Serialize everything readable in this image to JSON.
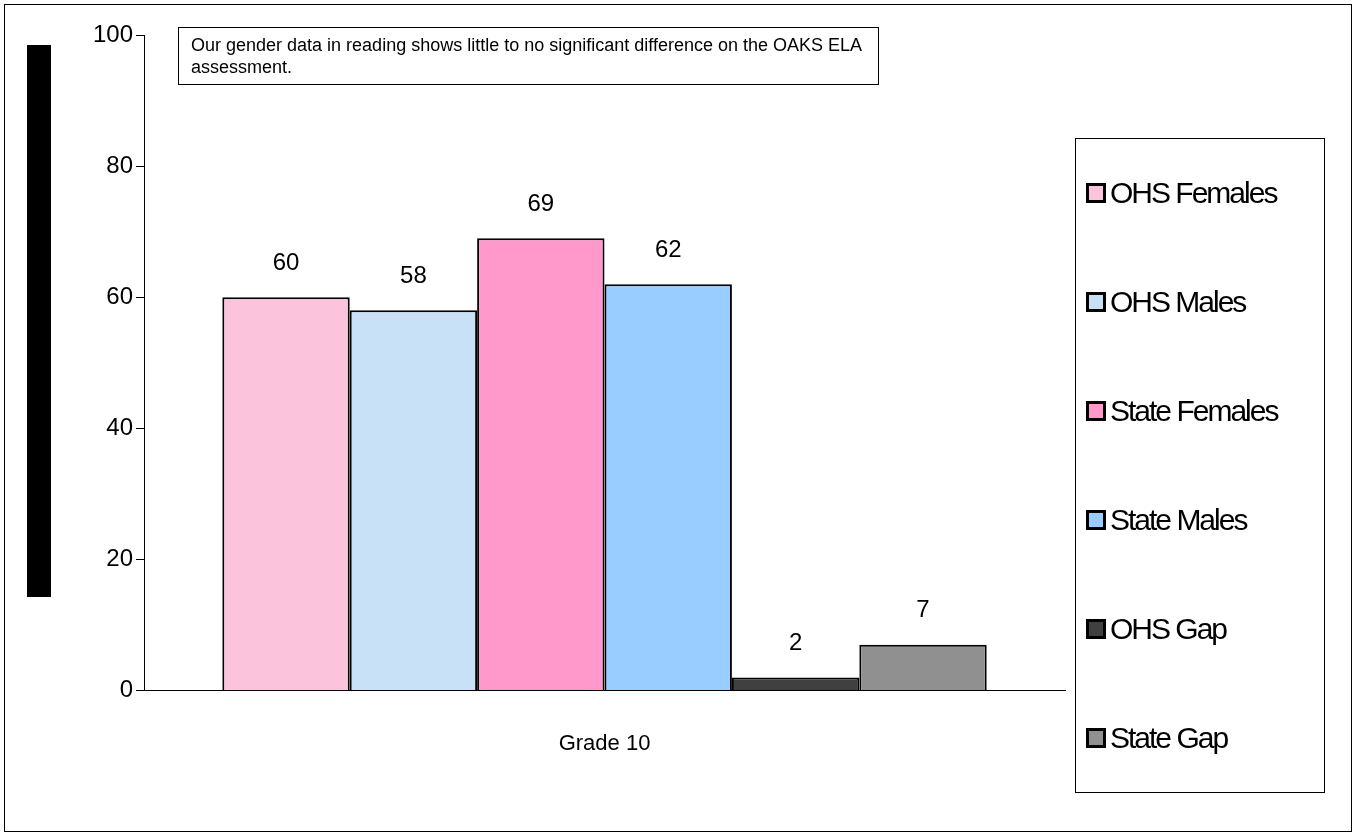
{
  "chart_data": {
    "type": "bar",
    "categories": [
      "Grade 10"
    ],
    "series": [
      {
        "name": "OHS Females",
        "color": "#fbc3dc",
        "values": [
          60
        ]
      },
      {
        "name": "OHS Males",
        "color": "#c9e1f7",
        "values": [
          58
        ]
      },
      {
        "name": "State Females",
        "color": "#ff99cc",
        "values": [
          69
        ]
      },
      {
        "name": "State Males",
        "color": "#99ccff",
        "values": [
          62
        ]
      },
      {
        "name": "OHS Gap",
        "color": "#404040",
        "values": [
          2
        ]
      },
      {
        "name": "State Gap",
        "color": "#909090",
        "values": [
          7
        ]
      }
    ],
    "ylim": [
      0,
      100
    ],
    "yticks": [
      0,
      20,
      40,
      60,
      80,
      100
    ],
    "grid": false,
    "legend": "right",
    "data_labels": true,
    "annotations": [
      "Our gender data in reading shows little to no significant difference on the OAKS ELA assessment."
    ]
  }
}
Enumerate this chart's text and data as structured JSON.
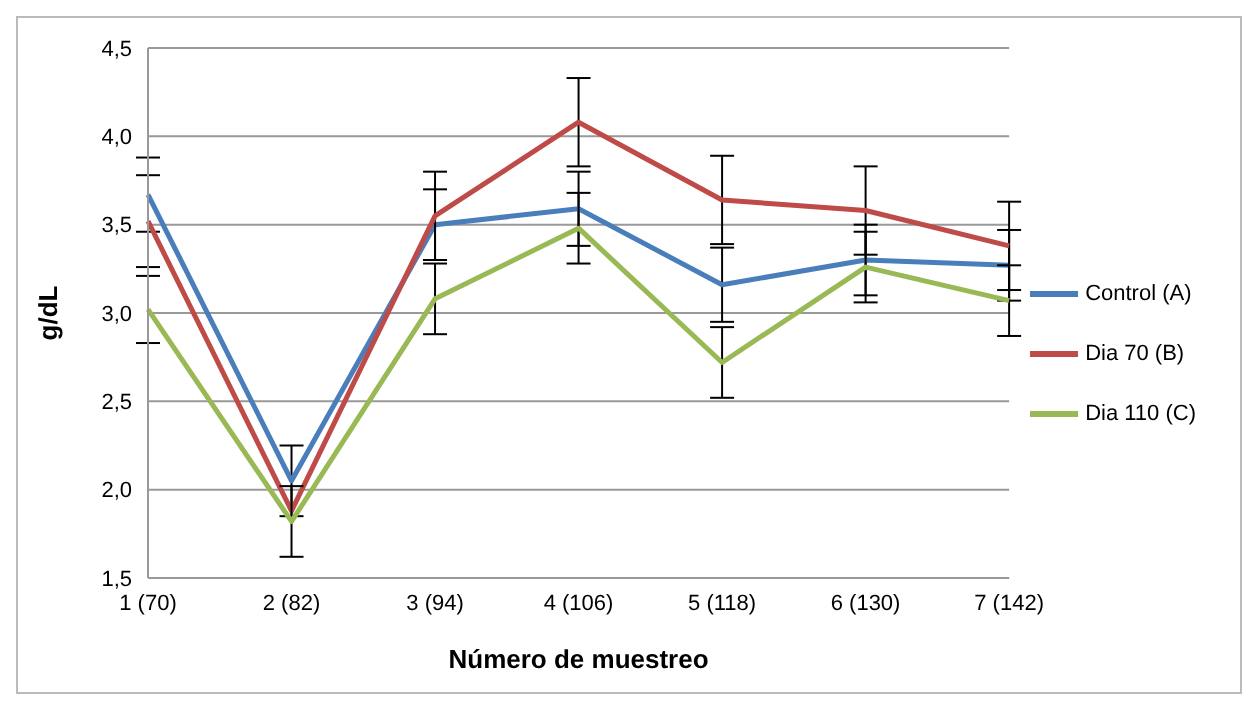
{
  "chart_data": {
    "type": "line",
    "xlabel": "Número de muestreo",
    "ylabel": "g/dL",
    "categories": [
      "1 (70)",
      "2 (82)",
      "3 (94)",
      "4 (106)",
      "5 (118)",
      "6 (130)",
      "7 (142)"
    ],
    "series": [
      {
        "name": "Control (A)",
        "color": "#4a7ebb",
        "values": [
          3.67,
          2.05,
          3.5,
          3.59,
          3.16,
          3.3,
          3.27
        ],
        "errors": [
          0.21,
          0.2,
          0.2,
          0.21,
          0.21,
          0.2,
          0.2
        ]
      },
      {
        "name": "Dia 70 (B)",
        "color": "#be4b48",
        "values": [
          3.52,
          1.88,
          3.55,
          4.08,
          3.64,
          3.58,
          3.38
        ],
        "errors": [
          0.26,
          null,
          0.25,
          0.25,
          0.25,
          0.25,
          0.25
        ]
      },
      {
        "name": "Dia 110 (C)",
        "color": "#98b954",
        "values": [
          3.02,
          1.82,
          3.08,
          3.48,
          2.72,
          3.26,
          3.07
        ],
        "errors": [
          0.19,
          0.2,
          0.2,
          0.2,
          0.2,
          0.2,
          0.2
        ]
      }
    ],
    "ylim": [
      1.5,
      4.5
    ],
    "yticks": [
      {
        "value": 1.5,
        "label": "1,5"
      },
      {
        "value": 2,
        "label": "2,0"
      },
      {
        "value": 2.5,
        "label": "2,5"
      },
      {
        "value": 3,
        "label": "3,0"
      },
      {
        "value": 3.5,
        "label": "3,5"
      },
      {
        "value": 4,
        "label": "4,0"
      },
      {
        "value": 4.5,
        "label": "4,5"
      }
    ],
    "grid": "y",
    "legend": "right",
    "marker": "none",
    "line_style": "solid"
  }
}
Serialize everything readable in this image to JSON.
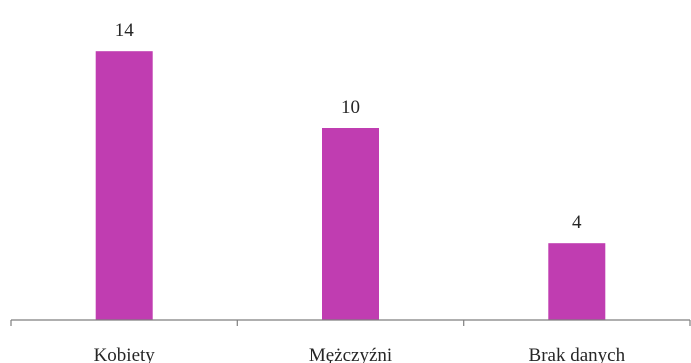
{
  "chart_data": {
    "type": "bar",
    "categories": [
      "Kobiety",
      "Mężczyźni",
      "Brak danych"
    ],
    "values": [
      14,
      10,
      4
    ],
    "data_labels": [
      "14",
      "10",
      "4"
    ],
    "title": "",
    "xlabel": "",
    "ylabel": "",
    "ylim": [
      0,
      16
    ],
    "grid": false,
    "legend": "none",
    "bar_color": "#c03db1"
  }
}
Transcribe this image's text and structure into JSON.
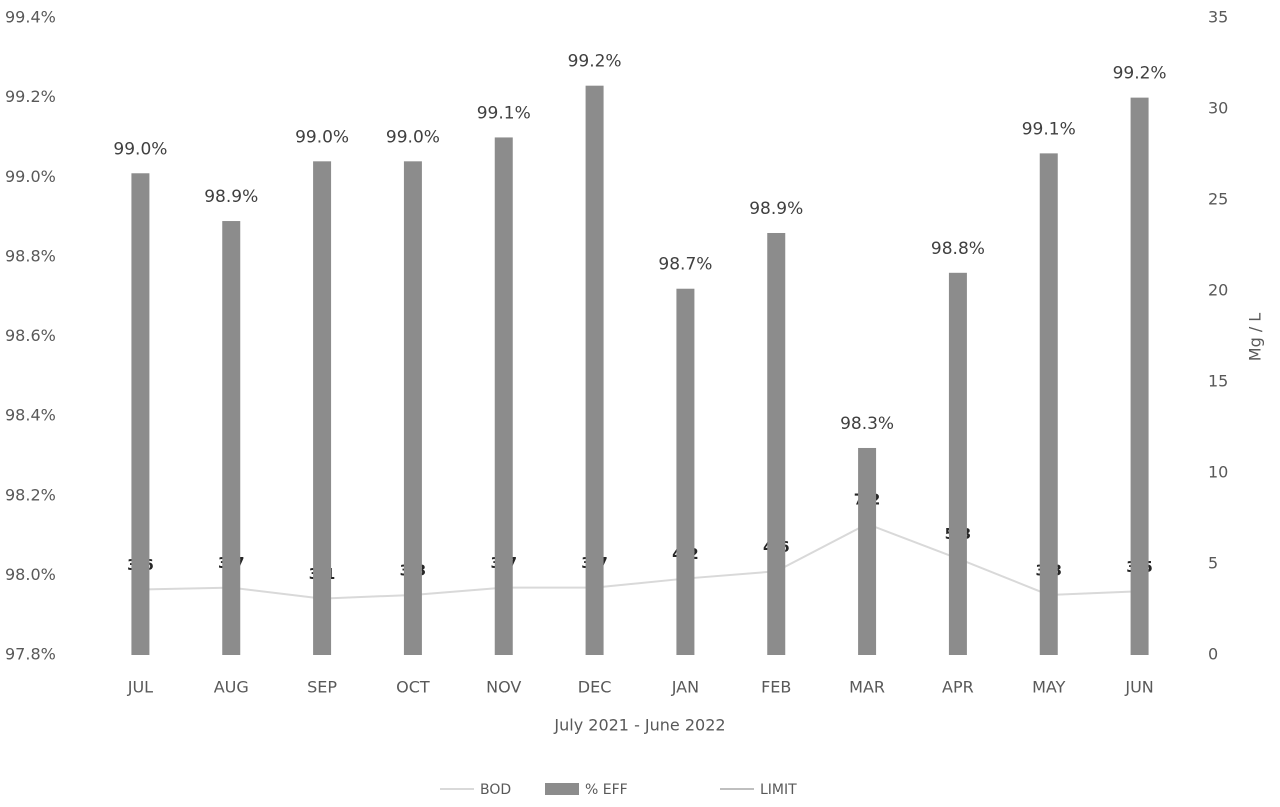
{
  "chart_data": {
    "type": "bar",
    "x_label": "July 2021 - June 2022",
    "y2_label": "Mg / L",
    "categories": [
      "JUL",
      "AUG",
      "SEP",
      "OCT",
      "NOV",
      "DEC",
      "JAN",
      "FEB",
      "MAR",
      "APR",
      "MAY",
      "JUN"
    ],
    "series": [
      {
        "name": "BOD",
        "type": "line",
        "axis": "y2",
        "color": "#d9d9d9",
        "values": [
          3.6,
          3.7,
          3.1,
          3.3,
          3.7,
          3.7,
          4.2,
          4.6,
          7.2,
          5.3,
          3.3,
          3.5
        ]
      },
      {
        "name": "% EFF",
        "type": "bar",
        "color": "#8c8c8c",
        "values": [
          99.01,
          98.89,
          99.04,
          99.04,
          99.1,
          99.23,
          98.72,
          98.86,
          98.32,
          98.76,
          99.06,
          99.2
        ],
        "value_labels": [
          "99.0%",
          "98.9%",
          "99.0%",
          "99.0%",
          "99.1%",
          "99.2%",
          "98.7%",
          "98.9%",
          "98.3%",
          "98.8%",
          "99.1%",
          "99.2%"
        ]
      },
      {
        "name": "LIMIT",
        "type": "line",
        "axis": "y2",
        "color": "#bfbfbf",
        "values": [
          null,
          null,
          null,
          null,
          null,
          null,
          null,
          null,
          null,
          null,
          null,
          null
        ]
      }
    ],
    "ylim": [
      97.8,
      99.4
    ],
    "yticks": [
      {
        "value": 97.8,
        "label": "97.8%"
      },
      {
        "value": 98.0,
        "label": "98.0%"
      },
      {
        "value": 98.2,
        "label": "98.2%"
      },
      {
        "value": 98.4,
        "label": "98.4%"
      },
      {
        "value": 98.6,
        "label": "98.6%"
      },
      {
        "value": 98.8,
        "label": "98.8%"
      },
      {
        "value": 99.0,
        "label": "99.0%"
      },
      {
        "value": 99.2,
        "label": "99.2%"
      },
      {
        "value": 99.4,
        "label": "99.4%"
      }
    ],
    "y2lim": [
      0,
      35
    ],
    "y2ticks": [
      0,
      5,
      10,
      15,
      20,
      25,
      30,
      35
    ],
    "grid": false,
    "legend": "bottom"
  }
}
···
» **Stated exercise**
Reproduce all entries exactly. Pictures do not belong in the copy.

» **Response to this task**
Serialize everything readable in this image to JSON.
{
  "chart_data": {
    "type": "bar",
    "categories": [
      "Grade 10"
    ],
    "series": [
      {
        "name": "OHS Females",
        "color": "#fbc3dc",
        "values": [
          60
        ]
      },
      {
        "name": "OHS Males",
        "color": "#c9e1f7",
        "values": [
          58
        ]
      },
      {
        "name": "State Females",
        "color": "#ff99cc",
        "values": [
          69
        ]
      },
      {
        "name": "State Males",
        "color": "#99ccff",
        "values": [
          62
        ]
      },
      {
        "name": "OHS Gap",
        "color": "#404040",
        "values": [
          2
        ]
      },
      {
        "name": "State Gap",
        "color": "#909090",
        "values": [
          7
        ]
      }
    ],
    "ylim": [
      0,
      100
    ],
    "yticks": [
      0,
      20,
      40,
      60,
      80,
      100
    ],
    "grid": false,
    "legend": "right",
    "data_labels": true,
    "annotations": [
      "Our gender data in reading shows little to no significant difference on the OAKS ELA assessment."
    ]
  }
}
Enumerate this chart's text and data as structured JSON.
{
  "chart_data": {
    "type": "line",
    "xlabel": "Número de muestreo",
    "ylabel": "g/dL",
    "categories": [
      "1 (70)",
      "2 (82)",
      "3 (94)",
      "4 (106)",
      "5 (118)",
      "6 (130)",
      "7 (142)"
    ],
    "series": [
      {
        "name": "Control (A)",
        "color": "#4a7ebb",
        "values": [
          3.67,
          2.05,
          3.5,
          3.59,
          3.16,
          3.3,
          3.27
        ],
        "errors": [
          0.21,
          0.2,
          0.2,
          0.21,
          0.21,
          0.2,
          0.2
        ]
      },
      {
        "name": "Dia 70 (B)",
        "color": "#be4b48",
        "values": [
          3.52,
          1.88,
          3.55,
          4.08,
          3.64,
          3.58,
          3.38
        ],
        "errors": [
          0.26,
          null,
          0.25,
          0.25,
          0.25,
          0.25,
          0.25
        ]
      },
      {
        "name": "Dia 110 (C)",
        "color": "#98b954",
        "values": [
          3.02,
          1.82,
          3.08,
          3.48,
          2.72,
          3.26,
          3.07
        ],
        "errors": [
          0.19,
          0.2,
          0.2,
          0.2,
          0.2,
          0.2,
          0.2
        ]
      }
    ],
    "ylim": [
      1.5,
      4.5
    ],
    "yticks": [
      {
        "value": 1.5,
        "label": "1,5"
      },
      {
        "value": 2,
        "label": "2,0"
      },
      {
        "value": 2.5,
        "label": "2,5"
      },
      {
        "value": 3,
        "label": "3,0"
      },
      {
        "value": 3.5,
        "label": "3,5"
      },
      {
        "value": 4,
        "label": "4,0"
      },
      {
        "value": 4.5,
        "label": "4,5"
      }
    ],
    "grid": "y",
    "legend": "right",
    "marker": "none",
    "line_style": "solid"
  }
}
Serialize everything readable in this image to JSON.
{
  "chart_data": {
    "type": "bar",
    "categories": [
      "Kobiety",
      "Mężczyźni",
      "Brak danych"
    ],
    "values": [
      14,
      10,
      4
    ],
    "data_labels": [
      "14",
      "10",
      "4"
    ],
    "title": "",
    "xlabel": "",
    "ylabel": "",
    "ylim": [
      0,
      16
    ],
    "grid": false,
    "legend": "none",
    "bar_color": "#c03db1"
  }
}
Transcribe this image's text and structure into JSON.
{
  "chart_data": {
    "type": "bar",
    "x_label": "July 2021 - June 2022",
    "y2_label": "Mg / L",
    "categories": [
      "JUL",
      "AUG",
      "SEP",
      "OCT",
      "NOV",
      "DEC",
      "JAN",
      "FEB",
      "MAR",
      "APR",
      "MAY",
      "JUN"
    ],
    "series": [
      {
        "name": "BOD",
        "type": "line",
        "axis": "y2",
        "color": "#d9d9d9",
        "values": [
          3.6,
          3.7,
          3.1,
          3.3,
          3.7,
          3.7,
          4.2,
          4.6,
          7.2,
          5.3,
          3.3,
          3.5
        ]
      },
      {
        "name": "% EFF",
        "type": "bar",
        "color": "#8c8c8c",
        "values": [
          99.01,
          98.89,
          99.04,
          99.04,
          99.1,
          99.23,
          98.72,
          98.86,
          98.32,
          98.76,
          99.06,
          99.2
        ],
        "value_labels": [
          "99.0%",
          "98.9%",
          "99.0%",
          "99.0%",
          "99.1%",
          "99.2%",
          "98.7%",
          "98.9%",
          "98.3%",
          "98.8%",
          "99.1%",
          "99.2%"
        ]
      },
      {
        "name": "LIMIT",
        "type": "line",
        "axis": "y2",
        "color": "#bfbfbf",
        "values": [
          null,
          null,
          null,
          null,
          null,
          null,
          null,
          null,
          null,
          null,
          null,
          null
        ]
      }
    ],
    "ylim": [
      97.8,
      99.4
    ],
    "yticks": [
      {
        "value": 97.8,
        "label": "97.8%"
      },
      {
        "value": 98.0,
        "label": "98.0%"
      },
      {
        "value": 98.2,
        "label": "98.2%"
      },
      {
        "value": 98.4,
        "label": "98.4%"
      },
      {
        "value": 98.6,
        "label": "98.6%"
      },
      {
        "value": 98.8,
        "label": "98.8%"
      },
      {
        "value": 99.0,
        "label": "99.0%"
      },
      {
        "value": 99.2,
        "label": "99.2%"
      },
      {
        "value": 99.4,
        "label": "99.4%"
      }
    ],
    "y2lim": [
      0,
      35
    ],
    "y2ticks": [
      0,
      5,
      10,
      15,
      20,
      25,
      30,
      35
    ],
    "grid": false,
    "legend": "bottom"
  }
}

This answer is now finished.